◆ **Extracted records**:
——
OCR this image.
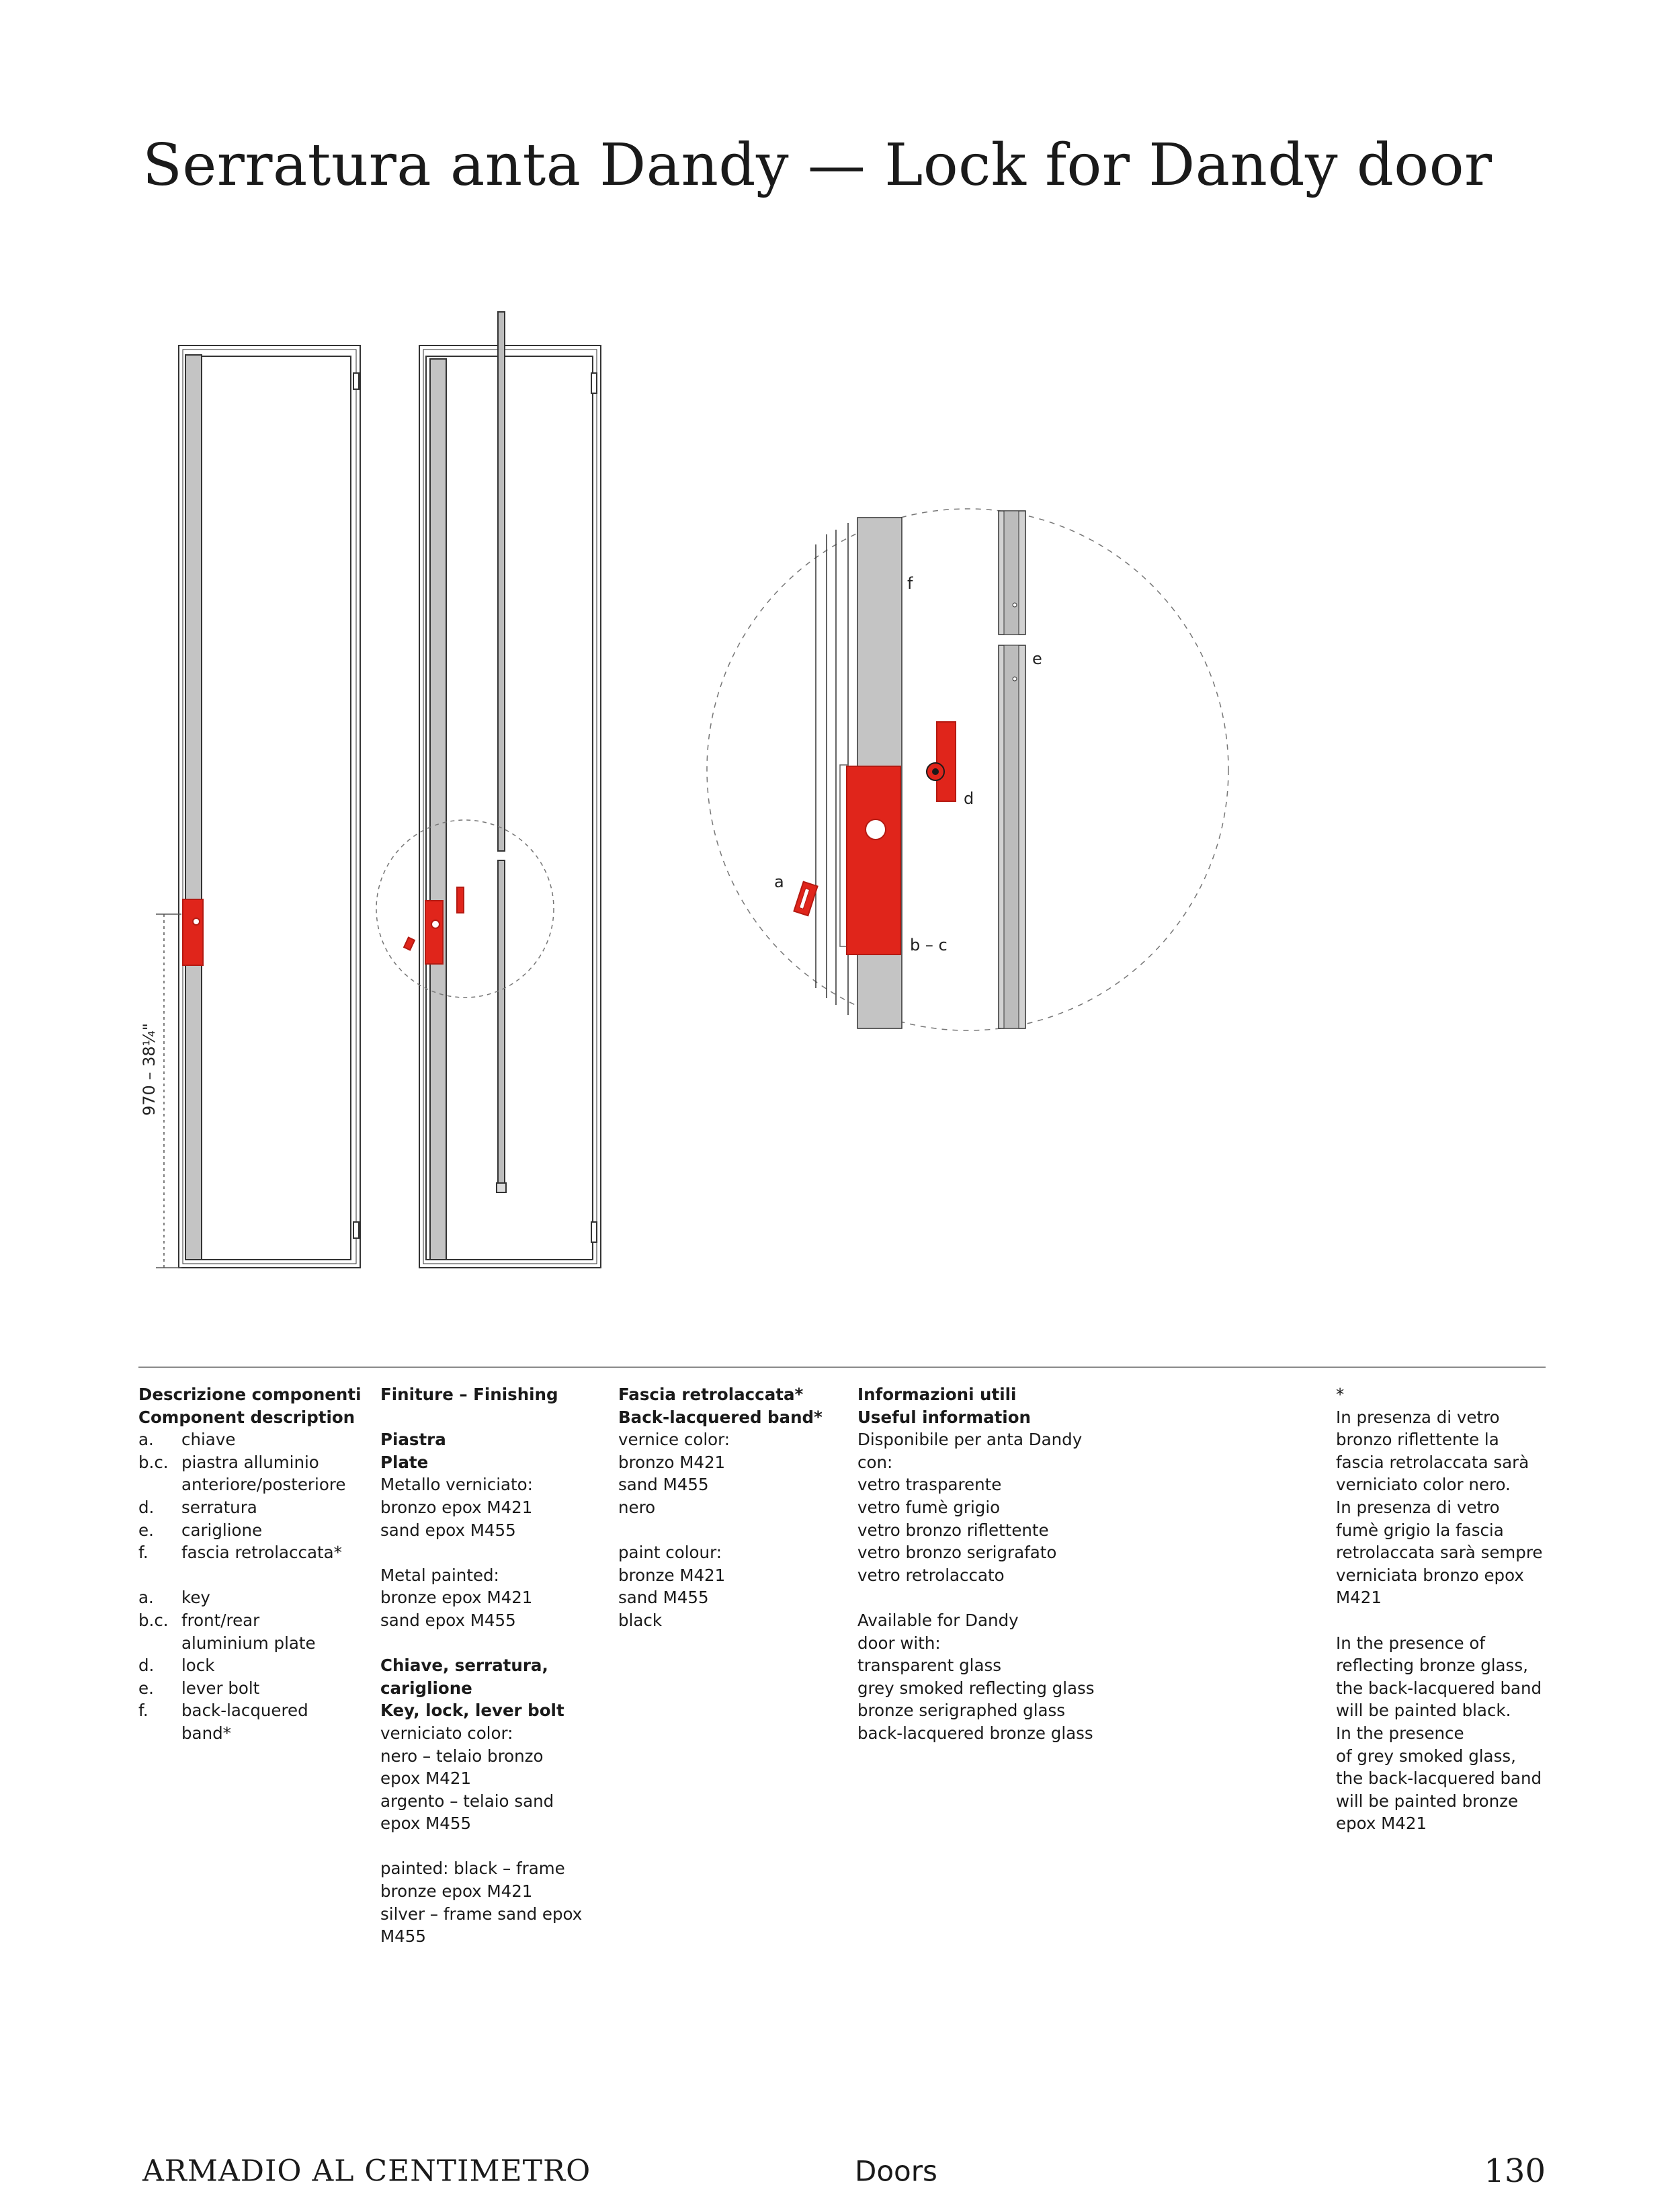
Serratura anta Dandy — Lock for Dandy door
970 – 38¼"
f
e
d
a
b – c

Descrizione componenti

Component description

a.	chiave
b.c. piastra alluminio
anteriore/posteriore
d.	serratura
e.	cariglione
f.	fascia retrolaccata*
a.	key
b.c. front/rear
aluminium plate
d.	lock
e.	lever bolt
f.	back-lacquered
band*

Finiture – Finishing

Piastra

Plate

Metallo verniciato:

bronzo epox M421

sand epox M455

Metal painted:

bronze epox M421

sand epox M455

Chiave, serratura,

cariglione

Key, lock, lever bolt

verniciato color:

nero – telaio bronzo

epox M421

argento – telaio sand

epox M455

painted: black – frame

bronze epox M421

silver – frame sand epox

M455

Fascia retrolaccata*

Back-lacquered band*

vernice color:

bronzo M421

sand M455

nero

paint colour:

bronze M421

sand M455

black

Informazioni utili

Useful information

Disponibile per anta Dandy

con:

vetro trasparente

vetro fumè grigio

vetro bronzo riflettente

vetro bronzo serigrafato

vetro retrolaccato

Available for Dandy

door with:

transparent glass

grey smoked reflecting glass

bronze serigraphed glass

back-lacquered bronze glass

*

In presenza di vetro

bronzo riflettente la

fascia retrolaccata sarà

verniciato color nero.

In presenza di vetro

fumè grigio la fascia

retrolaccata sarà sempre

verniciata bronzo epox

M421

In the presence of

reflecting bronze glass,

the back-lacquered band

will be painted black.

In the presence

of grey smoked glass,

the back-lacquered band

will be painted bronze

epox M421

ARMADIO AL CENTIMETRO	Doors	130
——
Write out each entry exactly as given, but skip the pictures.

OCR this image.
Serratura anta Dandy — Lock for Dandy door
970 – 38¼"
f
e
d
a
b – c

Descrizione componenti

Component description

a.	chiave
b.c. piastra alluminio
anteriore/posteriore
d.	serratura
e.	cariglione
f.	fascia retrolaccata*
a.	key
b.c. front/rear
aluminium plate
d.	lock
e.	lever bolt
f.	back-lacquered
band*

Finiture – Finishing

Piastra

Plate

Metallo verniciato:

bronzo epox M421

sand epox M455

Metal painted:

bronze epox M421

sand epox M455

Chiave, serratura,

cariglione

Key, lock, lever bolt

verniciato color:

nero – telaio bronzo

epox M421

argento – telaio sand

epox M455

painted: black – frame

bronze epox M421

silver – frame sand epox

M455

Fascia retrolaccata*

Back-lacquered band*

vernice color:

bronzo M421

sand M455

nero

paint colour:

bronze M421

sand M455

black

Informazioni utili

Useful information

Disponibile per anta Dandy

con:

vetro trasparente

vetro fumè grigio

vetro bronzo riflettente

vetro bronzo serigrafato

vetro retrolaccato

Available for Dandy

door with:

transparent glass

grey smoked reflecting glass

bronze serigraphed glass

back-lacquered bronze glass

*

In presenza di vetro

bronzo riflettente la

fascia retrolaccata sarà

verniciato color nero.

In presenza di vetro

fumè grigio la fascia

retrolaccata sarà sempre

verniciata bronzo epox

M421

In the presence of

reflecting bronze glass,

the back-lacquered band

will be painted black.

In the presence

of grey smoked glass,

the back-lacquered band

will be painted bronze

epox M421

ARMADIO AL CENTIMETRO	Doors	130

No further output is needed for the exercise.